Lines containing the string "when" are to be counted; report only how many there are.

>> start

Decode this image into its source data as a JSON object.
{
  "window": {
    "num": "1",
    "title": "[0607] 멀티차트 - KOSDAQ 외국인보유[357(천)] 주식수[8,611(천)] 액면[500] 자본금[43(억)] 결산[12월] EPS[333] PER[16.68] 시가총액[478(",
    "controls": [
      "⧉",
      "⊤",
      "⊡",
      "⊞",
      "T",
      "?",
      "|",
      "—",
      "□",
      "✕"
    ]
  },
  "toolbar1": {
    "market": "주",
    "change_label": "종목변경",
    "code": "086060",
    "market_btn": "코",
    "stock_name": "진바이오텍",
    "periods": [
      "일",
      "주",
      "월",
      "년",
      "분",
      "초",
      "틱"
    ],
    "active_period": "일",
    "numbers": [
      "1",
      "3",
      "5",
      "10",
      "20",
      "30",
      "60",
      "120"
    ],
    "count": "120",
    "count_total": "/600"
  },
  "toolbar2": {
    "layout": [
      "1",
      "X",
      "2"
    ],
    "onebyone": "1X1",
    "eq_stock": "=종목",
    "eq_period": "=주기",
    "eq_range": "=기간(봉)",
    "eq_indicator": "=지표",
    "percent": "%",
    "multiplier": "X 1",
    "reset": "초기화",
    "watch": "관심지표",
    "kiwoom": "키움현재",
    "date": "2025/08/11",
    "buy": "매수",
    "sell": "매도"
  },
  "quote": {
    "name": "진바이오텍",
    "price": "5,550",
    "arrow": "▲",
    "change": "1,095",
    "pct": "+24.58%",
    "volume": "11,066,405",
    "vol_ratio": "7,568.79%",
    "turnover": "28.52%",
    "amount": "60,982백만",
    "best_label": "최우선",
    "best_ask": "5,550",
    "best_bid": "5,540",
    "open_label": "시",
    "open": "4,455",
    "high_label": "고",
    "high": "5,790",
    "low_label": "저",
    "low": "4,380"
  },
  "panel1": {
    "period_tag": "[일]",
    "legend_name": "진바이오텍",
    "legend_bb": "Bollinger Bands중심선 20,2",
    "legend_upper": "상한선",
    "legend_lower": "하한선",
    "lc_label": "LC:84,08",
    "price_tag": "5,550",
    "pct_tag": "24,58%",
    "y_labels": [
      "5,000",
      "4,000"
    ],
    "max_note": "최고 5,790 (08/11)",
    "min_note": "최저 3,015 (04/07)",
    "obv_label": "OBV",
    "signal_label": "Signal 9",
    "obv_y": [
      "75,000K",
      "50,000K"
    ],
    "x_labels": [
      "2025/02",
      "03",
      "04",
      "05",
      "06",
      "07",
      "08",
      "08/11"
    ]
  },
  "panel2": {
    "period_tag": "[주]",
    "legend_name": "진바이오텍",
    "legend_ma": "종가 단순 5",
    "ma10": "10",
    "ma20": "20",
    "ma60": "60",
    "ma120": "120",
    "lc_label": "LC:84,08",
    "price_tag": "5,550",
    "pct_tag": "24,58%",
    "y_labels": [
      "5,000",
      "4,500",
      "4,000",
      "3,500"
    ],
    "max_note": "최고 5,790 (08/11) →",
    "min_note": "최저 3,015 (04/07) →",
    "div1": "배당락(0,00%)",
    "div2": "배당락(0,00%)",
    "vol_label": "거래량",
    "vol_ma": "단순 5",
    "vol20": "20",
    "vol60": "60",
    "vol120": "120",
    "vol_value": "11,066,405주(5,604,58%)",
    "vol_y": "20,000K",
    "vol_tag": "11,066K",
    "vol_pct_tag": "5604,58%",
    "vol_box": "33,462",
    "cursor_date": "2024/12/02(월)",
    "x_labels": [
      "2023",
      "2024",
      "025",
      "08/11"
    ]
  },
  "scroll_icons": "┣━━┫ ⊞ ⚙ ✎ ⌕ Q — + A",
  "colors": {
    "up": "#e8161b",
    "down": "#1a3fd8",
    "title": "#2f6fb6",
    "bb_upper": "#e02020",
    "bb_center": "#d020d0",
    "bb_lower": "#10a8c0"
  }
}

>> end
>> start

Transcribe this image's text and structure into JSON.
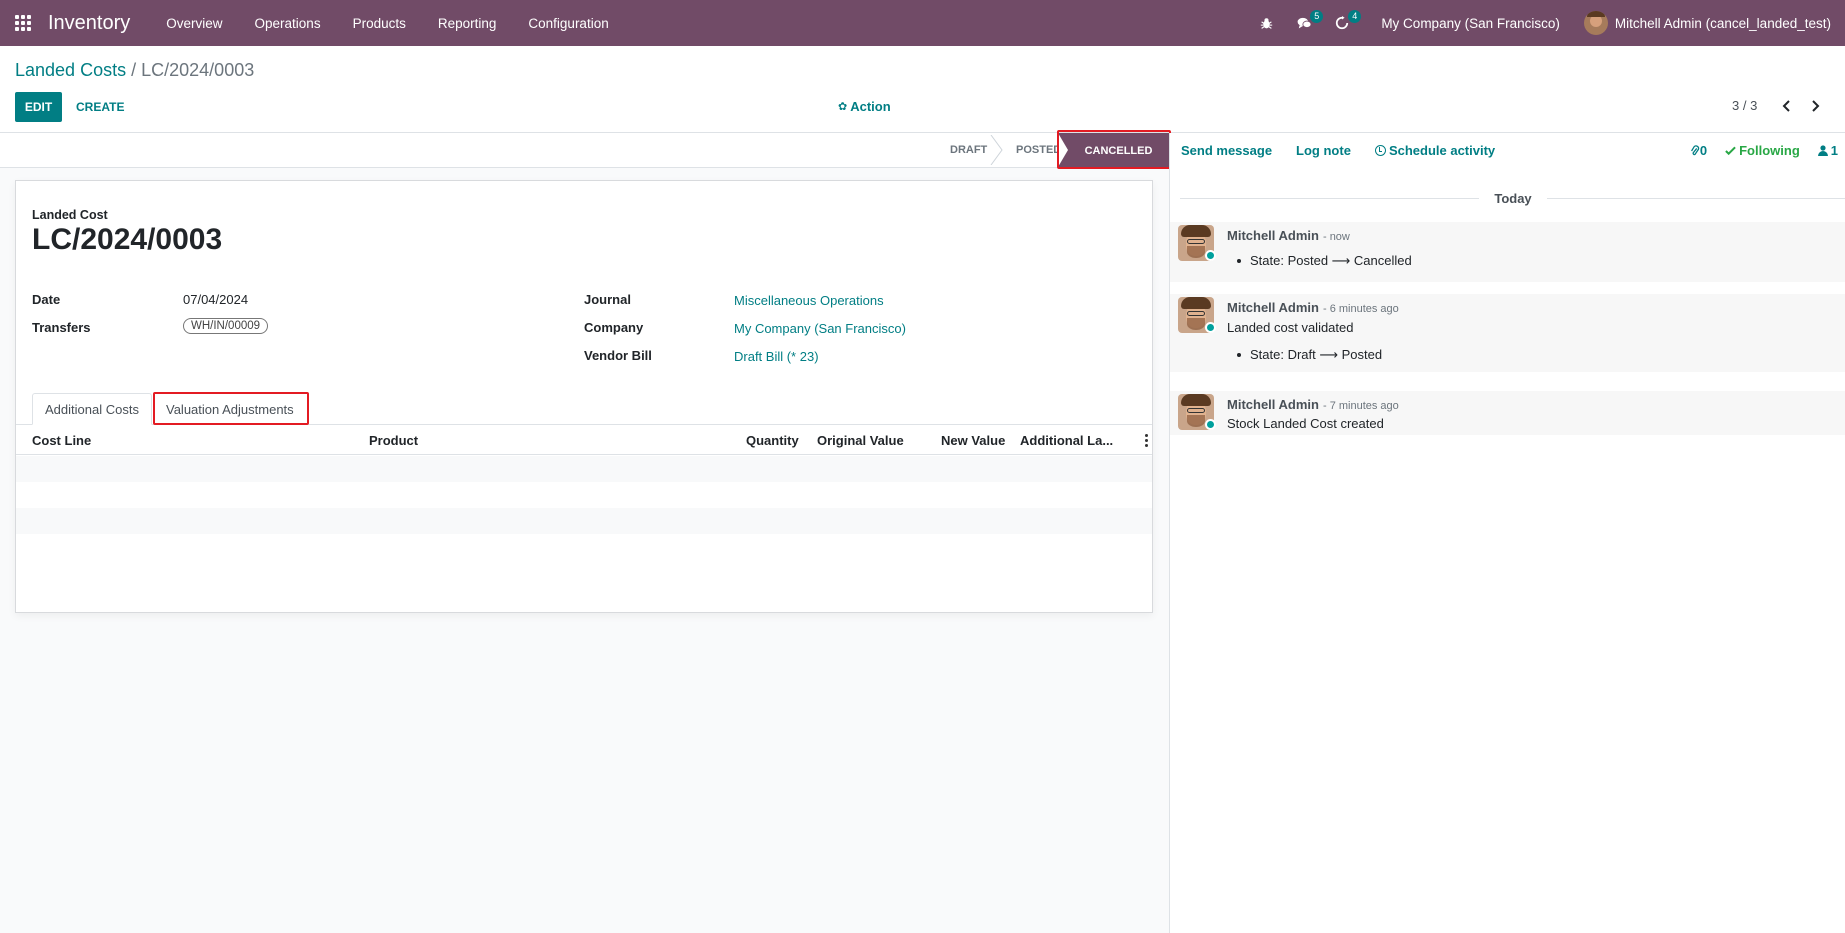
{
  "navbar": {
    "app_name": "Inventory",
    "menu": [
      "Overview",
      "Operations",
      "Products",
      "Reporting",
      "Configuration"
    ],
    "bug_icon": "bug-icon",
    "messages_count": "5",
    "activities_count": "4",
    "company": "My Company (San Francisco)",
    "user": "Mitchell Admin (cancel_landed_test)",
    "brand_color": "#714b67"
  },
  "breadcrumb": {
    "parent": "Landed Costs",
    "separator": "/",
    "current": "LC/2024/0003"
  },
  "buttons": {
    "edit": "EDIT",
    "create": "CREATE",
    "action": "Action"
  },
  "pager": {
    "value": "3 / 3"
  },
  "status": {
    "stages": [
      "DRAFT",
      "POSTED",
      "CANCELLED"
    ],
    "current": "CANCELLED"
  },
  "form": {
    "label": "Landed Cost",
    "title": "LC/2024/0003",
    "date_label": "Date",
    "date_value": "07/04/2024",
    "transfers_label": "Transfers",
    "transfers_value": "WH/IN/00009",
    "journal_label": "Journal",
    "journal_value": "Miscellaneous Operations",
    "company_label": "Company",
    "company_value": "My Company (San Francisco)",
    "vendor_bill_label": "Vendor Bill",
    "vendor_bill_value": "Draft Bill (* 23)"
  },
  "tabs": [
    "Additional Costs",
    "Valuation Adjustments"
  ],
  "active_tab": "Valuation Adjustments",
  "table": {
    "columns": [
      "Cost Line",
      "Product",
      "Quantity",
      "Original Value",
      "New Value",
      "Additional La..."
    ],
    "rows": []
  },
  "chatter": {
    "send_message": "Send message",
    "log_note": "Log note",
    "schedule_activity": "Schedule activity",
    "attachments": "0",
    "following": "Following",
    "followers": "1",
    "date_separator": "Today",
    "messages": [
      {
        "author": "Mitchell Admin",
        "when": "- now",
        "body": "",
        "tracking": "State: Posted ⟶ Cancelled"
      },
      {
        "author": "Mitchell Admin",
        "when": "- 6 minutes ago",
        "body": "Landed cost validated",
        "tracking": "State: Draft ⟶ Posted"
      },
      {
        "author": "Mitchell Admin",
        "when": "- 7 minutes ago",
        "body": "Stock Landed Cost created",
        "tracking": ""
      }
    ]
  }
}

>> end

FINAL RESULT: 3